[抜粋]
----
人間として音楽人として、著しく成長していく男
穏やかでいて情感豊かな歌声をアコースティック・ギターの麗らかな調べに乗せ、清竜人がシングル“Morning Sun”で颯爽とデビューしたのが2009年春。当時19歳だった少年は、生まれ育った大阪を離れ、東京での暮らしのなかであらゆる経験を積みながら大人になり、以後作品を重ねてきた。同月のファースト・アルバム『PHILOSOPHY』で話を訊いたときは、まだ恐る恐るコミュニケーションを図っていた印象もあったが、昨年2月に発表したセカンド・アルバム『WORLD』では、ちょっとばかり逞しく熱っぽい姿をそのサウンドからも感じさせた彼。そして、東京とロンドンでレコーディングされ、このたび届けられたニュー・アルバム『PEOPLE』では、ニューオーリンズ風情の賑やかなナンバーでDr.kyOnも参加している“ぼくらはつながってるんだな”を冒頭に、子どもたちの元気なコーラスをフィーチャーした“がきんちょのうた”や、宮川弾の愉快なホーン・アレンジをバックに女子中学生シンガーのメロディー・チューバックと微笑ましく掛け合う“おとなとこどものチャララ・ララ”などかるくセンセーショナルなサウンドを聴かせながら、愛について、人生について、喜びや悲しみについて、これまでになくシンプルかつ力強いメッセージをあちこちから放っている。デビューから2年余りの間で劇的に変化していった心情を顕著にソングライティングに映しながら、シンガー・ソングライターとして、いち人間として、清竜人はいま、非常に見どころのある男になっている。
----
[データ一覧]
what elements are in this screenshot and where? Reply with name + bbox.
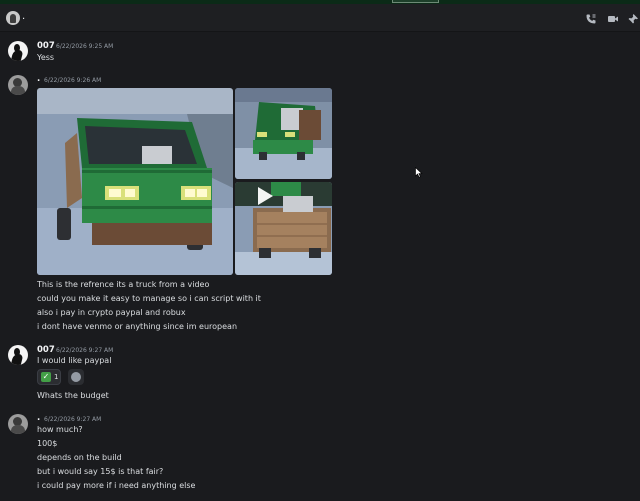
channel-name[interactable]: . — [22, 11, 25, 22]
message-timestamp: 6/22/2026 9:27 AM — [44, 416, 102, 423]
message-text: depends on the build — [37, 453, 122, 462]
add-reaction-icon — [71, 372, 81, 382]
message-timestamp: 6/22/2026 9:25 AM — [56, 43, 114, 50]
message-text: I would like paypal — [37, 356, 112, 365]
message-text: Whats the budget — [37, 391, 109, 400]
truck-side-image[interactable] — [235, 88, 332, 179]
mouse-cursor-icon — [415, 167, 423, 178]
message-text: Yess — [37, 53, 55, 62]
message-text: i could pay more if i need anything else — [37, 481, 196, 490]
voice-call-icon[interactable] — [585, 13, 597, 25]
check-mark-emoji: ✓ — [41, 372, 51, 382]
message-text: but i would say 15$ is that fair? — [37, 467, 164, 476]
truck-front-image[interactable] — [37, 88, 233, 275]
truck-bed-video[interactable] — [235, 182, 332, 275]
channel-header: . — [0, 4, 640, 32]
pin-icon[interactable] — [627, 13, 639, 25]
message-author[interactable]: 007 — [37, 41, 55, 51]
message-text: also i pay in crypto paypal and robux — [37, 308, 186, 317]
active-window-tab[interactable] — [392, 0, 439, 3]
message-text: i dont have venmo or anything since im e… — [37, 322, 238, 331]
message-author[interactable]: 007 — [37, 345, 55, 355]
reaction-count: 1 — [54, 373, 59, 381]
message-timestamp: 6/22/2026 9:27 AM — [56, 347, 114, 354]
message-author[interactable]: . — [37, 413, 40, 423]
play-icon[interactable] — [253, 185, 275, 207]
add-reaction-button[interactable] — [68, 369, 84, 385]
video-call-icon[interactable] — [607, 13, 619, 25]
message-text: could you make it easy to manage so i ca… — [37, 294, 261, 303]
message-text: how much? — [37, 425, 83, 434]
channel-avatar[interactable] — [6, 11, 20, 25]
avatar[interactable] — [8, 75, 28, 95]
message-timestamp: 6/22/2026 9:26 AM — [44, 77, 102, 84]
avatar[interactable] — [8, 345, 28, 365]
message-author[interactable]: . — [37, 74, 40, 84]
avatar[interactable] — [8, 41, 28, 61]
avatar[interactable] — [8, 414, 28, 434]
reaction-check[interactable]: ✓ 1 — [37, 369, 61, 385]
message-text: This is the refrence its a truck from a … — [37, 280, 210, 289]
message-text: 100$ — [37, 439, 58, 448]
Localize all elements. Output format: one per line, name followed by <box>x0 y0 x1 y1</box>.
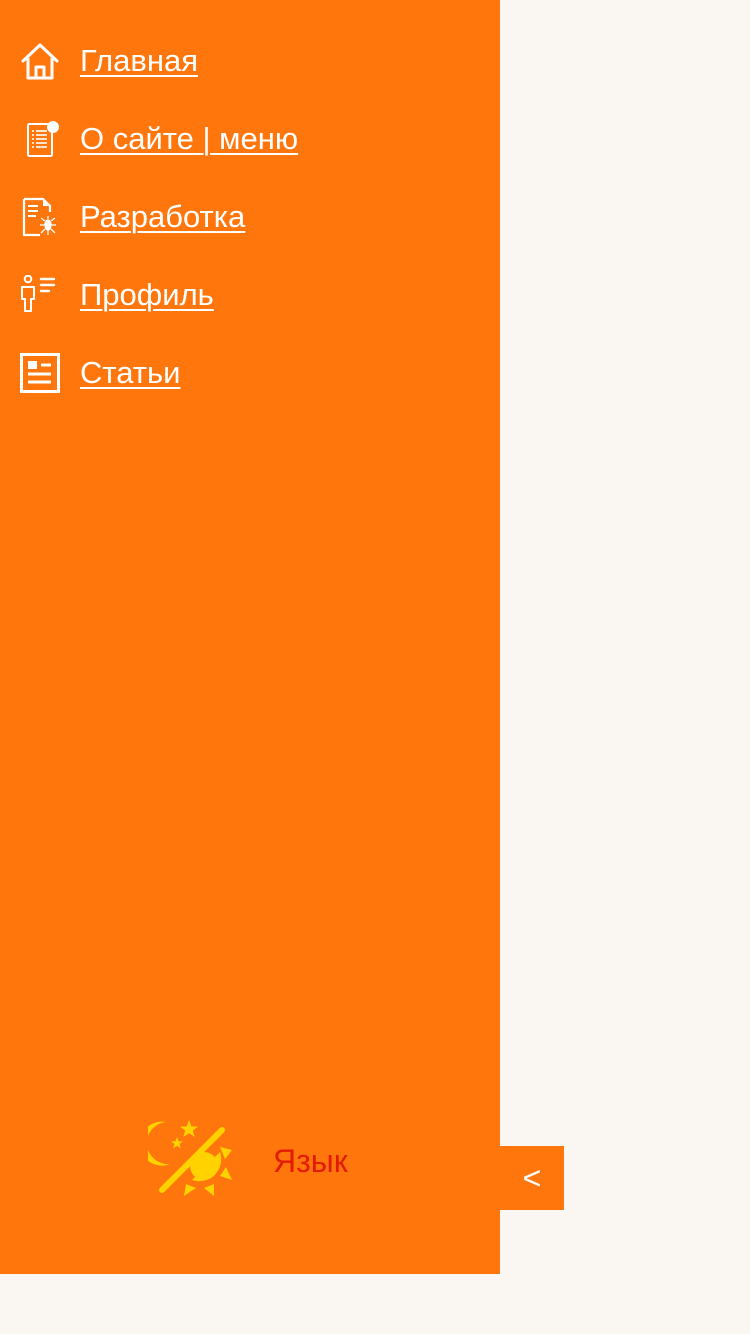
day-night-toggle-icon[interactable] <box>139 1114 236 1202</box>
nav-item-about[interactable]: О сайте | меню <box>0 100 500 178</box>
nav-item-profile[interactable]: Профиль <box>0 256 500 334</box>
nav-item-articles[interactable]: Статьи <box>0 334 500 412</box>
language-link[interactable]: Язык <box>273 1143 348 1180</box>
nav-link-articles[interactable]: Статьи <box>80 355 180 391</box>
nav-item-development[interactable]: Разработка <box>0 178 500 256</box>
document-bug-icon <box>20 197 60 237</box>
newspaper-icon <box>20 353 60 393</box>
nav-item-home[interactable]: Главная <box>0 22 500 100</box>
nav-link-development[interactable]: Разработка <box>80 199 245 235</box>
side-drawer: Главная О сайте | меню Разработка Профил… <box>0 0 500 1274</box>
nav-link-profile[interactable]: Профиль <box>80 277 214 313</box>
nav-link-about[interactable]: О сайте | меню <box>80 121 298 157</box>
drawer-close-button[interactable]: < <box>500 1146 564 1210</box>
home-icon <box>20 41 60 81</box>
nav-link-home[interactable]: Главная <box>80 43 198 79</box>
nav-menu: Главная О сайте | меню Разработка Профил… <box>0 22 500 412</box>
drawer-footer: Язык <box>0 1110 500 1210</box>
document-list-icon <box>20 119 60 159</box>
user-profile-icon <box>20 275 60 315</box>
----
[課題]
1) 次の(a)〜(c)の記述が抜粋の内容と一致するかどうかを、それぞれ「はい」か「いいえ」で答えなさい。判断の根拠となる抜粋の語句も、そのまま引用すること。
(a) 清竜人は2009年春にシングル“Morning Sun”でデビューした。
(b) ニュー・アルバム『PEOPLE』は東京とニューオーリンズでレコーディングされた。
(c) “がきんちょのうた”では、女子中学生シンガーと掛け合っている。
2) 抜粋では、清竜人がどのようにして大人になったと説明されているか。1〜3文で述べなさい。
3) 抜粋のうち、「人間として音楽人として、著しく成長していく男」から「どころのある男になっている。」までを、両端を含めてそのまま書き写しなさい。

[各課題の解答]
1)
(a) はい。「清竜人がシングル“Morning Sun”で颯爽とデビューしたのが2009年春」
(b) いいえ。「東京とロンドンでレコーディングされ」
(c) いいえ。「子どもたちの元気なコーラスをフィーチャーした“がきんちょのうた”」

2) 19歳だった清竜人は、生まれ育った大阪を離れた。その後、東京での暮らしのなかであらゆる経験を積みながら大人になったと説明されている。

3)
人間として音楽人として、著しく成長していく男
穏やかでいて情感豊かな歌声をアコースティック・ギターの麗らかな調べに乗せ、清竜人がシングル“Morning Sun”で颯爽とデビューしたのが2009年春。当時19歳だった少年は、生まれ育った大阪を離れ、東京での暮らしのなかであらゆる経験を積みながら大人になり、以後作品を重ねてきた。同月のファースト・アルバム『PHILOSOPHY』で話を訊いたときは、まだ恐る恐るコミュニケーションを図っていた印象もあったが、昨年2月に発表したセカンド・アルバム『WORLD』では、ちょっとばかり逞しく熱っぽい姿をそのサウンドからも感じさせた彼。そして、東京とロンドンでレコーディングされ、このたび届けられたニュー・アルバム『PEOPLE』では、ニューオーリンズ風情の賑やかなナンバーでDr.kyOnも参加している“ぼくらはつながってるんだな”を冒頭に、子どもたちの元気なコーラスをフィーチャーした“がきんちょのうた”や、宮川弾の愉快なホーン・アレンジをバックに女子中学生シンガーのメロディー・チューバックと微笑ましく掛け合う“おとなとこどものチャララ・ララ”などかるくセンセーショナルなサウンドを聴かせながら、愛について、人生について、喜びや悲しみについて、これまでになくシンプルかつ力強いメッセージをあちこちから放っている。デビューから2年余りの間で劇的に変化していった心情を顕著にソングライティングに映しながら、シンガー・ソングライターとして、いち人間として、清竜人はいま、非常に見どころのある男になっている。